## TASK TO CARRY OUT
From the entries below, extract every line that includes the word "fermentum".

## STORED DATA
______________________________

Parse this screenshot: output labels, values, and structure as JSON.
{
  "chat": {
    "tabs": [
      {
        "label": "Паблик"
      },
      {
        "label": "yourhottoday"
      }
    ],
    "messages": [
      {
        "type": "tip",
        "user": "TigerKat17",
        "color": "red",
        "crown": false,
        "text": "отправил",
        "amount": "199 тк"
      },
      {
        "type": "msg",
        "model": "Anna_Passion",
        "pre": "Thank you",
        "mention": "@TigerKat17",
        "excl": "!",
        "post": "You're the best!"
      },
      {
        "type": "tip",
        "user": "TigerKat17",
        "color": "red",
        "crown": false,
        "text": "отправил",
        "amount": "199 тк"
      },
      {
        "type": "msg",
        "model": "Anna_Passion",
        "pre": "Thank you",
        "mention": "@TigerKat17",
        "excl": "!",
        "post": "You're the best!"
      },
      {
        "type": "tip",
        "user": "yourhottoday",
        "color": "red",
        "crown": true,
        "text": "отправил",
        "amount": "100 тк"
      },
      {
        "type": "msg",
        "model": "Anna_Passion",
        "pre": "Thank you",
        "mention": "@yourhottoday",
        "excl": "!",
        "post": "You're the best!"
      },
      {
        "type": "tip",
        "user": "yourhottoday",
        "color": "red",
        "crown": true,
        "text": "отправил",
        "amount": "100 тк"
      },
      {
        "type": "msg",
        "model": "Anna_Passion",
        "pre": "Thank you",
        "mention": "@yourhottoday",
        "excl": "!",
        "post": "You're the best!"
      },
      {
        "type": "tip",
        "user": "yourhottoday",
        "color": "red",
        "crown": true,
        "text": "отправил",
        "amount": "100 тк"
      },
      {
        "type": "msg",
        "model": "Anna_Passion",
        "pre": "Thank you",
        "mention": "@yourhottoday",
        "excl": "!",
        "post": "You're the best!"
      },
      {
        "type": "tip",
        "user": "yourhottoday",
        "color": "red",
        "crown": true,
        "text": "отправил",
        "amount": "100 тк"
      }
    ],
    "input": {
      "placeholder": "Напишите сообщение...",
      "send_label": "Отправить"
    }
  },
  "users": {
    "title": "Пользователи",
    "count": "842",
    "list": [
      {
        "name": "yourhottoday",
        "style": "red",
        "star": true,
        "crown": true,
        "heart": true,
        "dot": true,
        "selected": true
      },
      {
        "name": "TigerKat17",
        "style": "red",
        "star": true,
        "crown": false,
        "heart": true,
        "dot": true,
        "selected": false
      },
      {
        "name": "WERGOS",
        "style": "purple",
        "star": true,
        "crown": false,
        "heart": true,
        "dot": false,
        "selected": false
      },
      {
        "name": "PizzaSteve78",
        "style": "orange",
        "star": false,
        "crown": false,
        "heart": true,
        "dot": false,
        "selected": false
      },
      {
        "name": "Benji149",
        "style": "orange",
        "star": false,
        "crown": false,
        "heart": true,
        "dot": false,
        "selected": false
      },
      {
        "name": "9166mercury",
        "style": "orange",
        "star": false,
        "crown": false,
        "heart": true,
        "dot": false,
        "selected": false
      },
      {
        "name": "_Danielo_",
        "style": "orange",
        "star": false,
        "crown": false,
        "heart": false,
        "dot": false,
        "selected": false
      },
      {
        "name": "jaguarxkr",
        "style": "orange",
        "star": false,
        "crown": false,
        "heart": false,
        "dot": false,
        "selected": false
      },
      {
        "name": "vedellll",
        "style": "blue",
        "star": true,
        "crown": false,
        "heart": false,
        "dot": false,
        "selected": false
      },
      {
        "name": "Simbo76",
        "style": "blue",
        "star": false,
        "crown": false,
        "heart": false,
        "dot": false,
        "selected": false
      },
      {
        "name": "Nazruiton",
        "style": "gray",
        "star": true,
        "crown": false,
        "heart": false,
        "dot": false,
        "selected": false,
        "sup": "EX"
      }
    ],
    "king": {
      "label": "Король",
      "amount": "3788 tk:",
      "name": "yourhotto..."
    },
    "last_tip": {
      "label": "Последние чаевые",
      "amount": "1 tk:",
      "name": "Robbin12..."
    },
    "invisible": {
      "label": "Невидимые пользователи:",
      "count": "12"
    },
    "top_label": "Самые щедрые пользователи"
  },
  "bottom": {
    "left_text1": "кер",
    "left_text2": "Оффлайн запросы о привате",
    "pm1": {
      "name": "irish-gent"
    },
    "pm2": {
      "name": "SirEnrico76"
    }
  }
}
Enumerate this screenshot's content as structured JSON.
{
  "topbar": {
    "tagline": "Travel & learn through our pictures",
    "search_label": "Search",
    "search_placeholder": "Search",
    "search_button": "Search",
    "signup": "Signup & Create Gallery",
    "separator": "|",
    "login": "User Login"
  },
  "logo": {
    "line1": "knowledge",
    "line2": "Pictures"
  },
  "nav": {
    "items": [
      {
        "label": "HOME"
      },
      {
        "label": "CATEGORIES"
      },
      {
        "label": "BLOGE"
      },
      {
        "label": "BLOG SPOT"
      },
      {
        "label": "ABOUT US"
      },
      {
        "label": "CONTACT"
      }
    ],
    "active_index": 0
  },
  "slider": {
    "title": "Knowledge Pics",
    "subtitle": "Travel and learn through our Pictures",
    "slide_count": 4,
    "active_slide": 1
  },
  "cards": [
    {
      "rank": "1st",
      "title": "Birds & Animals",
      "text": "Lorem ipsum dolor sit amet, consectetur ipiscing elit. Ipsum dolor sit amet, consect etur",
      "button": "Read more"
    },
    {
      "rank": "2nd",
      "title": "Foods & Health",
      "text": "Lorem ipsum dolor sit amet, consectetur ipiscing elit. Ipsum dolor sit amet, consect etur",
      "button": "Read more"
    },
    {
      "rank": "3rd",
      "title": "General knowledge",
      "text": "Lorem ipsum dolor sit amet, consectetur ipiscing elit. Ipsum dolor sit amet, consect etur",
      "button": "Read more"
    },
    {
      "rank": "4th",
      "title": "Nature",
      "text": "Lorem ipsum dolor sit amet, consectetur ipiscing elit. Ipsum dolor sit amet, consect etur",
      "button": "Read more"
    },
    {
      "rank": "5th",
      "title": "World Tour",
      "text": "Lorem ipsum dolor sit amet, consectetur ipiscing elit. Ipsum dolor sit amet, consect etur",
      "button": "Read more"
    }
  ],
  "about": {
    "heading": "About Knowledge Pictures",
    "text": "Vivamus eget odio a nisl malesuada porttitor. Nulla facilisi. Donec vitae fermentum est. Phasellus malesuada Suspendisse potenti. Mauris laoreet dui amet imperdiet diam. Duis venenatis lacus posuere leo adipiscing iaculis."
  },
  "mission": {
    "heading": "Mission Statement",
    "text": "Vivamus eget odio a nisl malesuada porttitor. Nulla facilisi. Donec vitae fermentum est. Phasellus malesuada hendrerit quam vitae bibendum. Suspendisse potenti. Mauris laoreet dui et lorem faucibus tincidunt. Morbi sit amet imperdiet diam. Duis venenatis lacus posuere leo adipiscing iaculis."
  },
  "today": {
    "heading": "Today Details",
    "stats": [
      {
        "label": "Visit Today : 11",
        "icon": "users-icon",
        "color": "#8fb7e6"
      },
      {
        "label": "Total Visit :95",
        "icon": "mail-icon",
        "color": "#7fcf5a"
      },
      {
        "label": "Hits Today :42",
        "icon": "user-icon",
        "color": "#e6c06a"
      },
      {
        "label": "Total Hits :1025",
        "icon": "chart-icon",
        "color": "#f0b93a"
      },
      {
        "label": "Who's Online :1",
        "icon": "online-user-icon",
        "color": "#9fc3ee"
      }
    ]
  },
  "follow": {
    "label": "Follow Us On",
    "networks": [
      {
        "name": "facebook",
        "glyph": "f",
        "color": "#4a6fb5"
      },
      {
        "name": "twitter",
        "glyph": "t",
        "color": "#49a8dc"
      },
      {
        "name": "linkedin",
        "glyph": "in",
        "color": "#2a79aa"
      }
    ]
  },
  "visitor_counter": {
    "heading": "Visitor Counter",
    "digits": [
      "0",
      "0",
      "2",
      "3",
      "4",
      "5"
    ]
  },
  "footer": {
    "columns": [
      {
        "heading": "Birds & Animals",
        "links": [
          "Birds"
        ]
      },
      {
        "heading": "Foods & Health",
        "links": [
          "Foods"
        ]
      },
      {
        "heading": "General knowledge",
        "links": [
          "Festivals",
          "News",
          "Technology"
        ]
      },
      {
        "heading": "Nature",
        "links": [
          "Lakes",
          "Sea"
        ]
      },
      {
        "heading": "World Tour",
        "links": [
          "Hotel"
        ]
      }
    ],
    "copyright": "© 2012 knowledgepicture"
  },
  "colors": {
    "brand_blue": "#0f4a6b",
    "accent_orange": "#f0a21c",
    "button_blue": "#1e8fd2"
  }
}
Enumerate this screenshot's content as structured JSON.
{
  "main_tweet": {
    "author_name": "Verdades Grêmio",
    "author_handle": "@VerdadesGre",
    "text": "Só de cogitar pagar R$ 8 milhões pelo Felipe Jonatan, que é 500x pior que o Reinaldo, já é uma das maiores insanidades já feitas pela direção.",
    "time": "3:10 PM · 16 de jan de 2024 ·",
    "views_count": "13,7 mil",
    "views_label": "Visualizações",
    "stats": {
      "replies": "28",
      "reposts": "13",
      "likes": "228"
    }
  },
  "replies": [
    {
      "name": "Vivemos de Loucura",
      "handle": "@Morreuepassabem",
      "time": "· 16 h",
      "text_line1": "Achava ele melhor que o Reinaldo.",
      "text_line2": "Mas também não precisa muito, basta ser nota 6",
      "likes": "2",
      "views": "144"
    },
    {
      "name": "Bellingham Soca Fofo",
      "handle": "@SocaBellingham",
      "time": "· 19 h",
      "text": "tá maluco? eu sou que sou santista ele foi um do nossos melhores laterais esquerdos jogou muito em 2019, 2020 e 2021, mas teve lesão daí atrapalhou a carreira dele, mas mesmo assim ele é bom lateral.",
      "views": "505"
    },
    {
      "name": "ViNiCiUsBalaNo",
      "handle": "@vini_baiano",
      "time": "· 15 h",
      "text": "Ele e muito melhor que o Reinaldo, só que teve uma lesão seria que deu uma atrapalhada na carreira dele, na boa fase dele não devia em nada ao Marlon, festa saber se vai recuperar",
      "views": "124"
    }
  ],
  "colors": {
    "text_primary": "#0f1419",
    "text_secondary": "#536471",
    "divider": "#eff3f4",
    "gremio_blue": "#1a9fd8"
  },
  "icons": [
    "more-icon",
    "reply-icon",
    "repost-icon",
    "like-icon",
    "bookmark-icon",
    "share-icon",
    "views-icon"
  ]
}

______________________________

## RESPONSE
    "text": "Vivamus eget odio a nisl malesuada porttitor. Nulla facilisi. Donec vitae fermentum est. Phasellus malesuada Suspendisse potenti. Mauris laoreet dui amet imperdiet diam. Duis venenatis lacus posuere leo adipiscing iaculis."
    "text": "Vivamus eget odio a nisl malesuada porttitor. Nulla facilisi. Donec vitae fermentum est. Phasellus malesuada hendrerit quam vitae bibendum. Suspendisse potenti. Mauris laoreet dui et lorem faucibus tincidunt. Morbi sit amet imperdiet diam. Duis venenatis lacus posuere leo adipiscing iaculis."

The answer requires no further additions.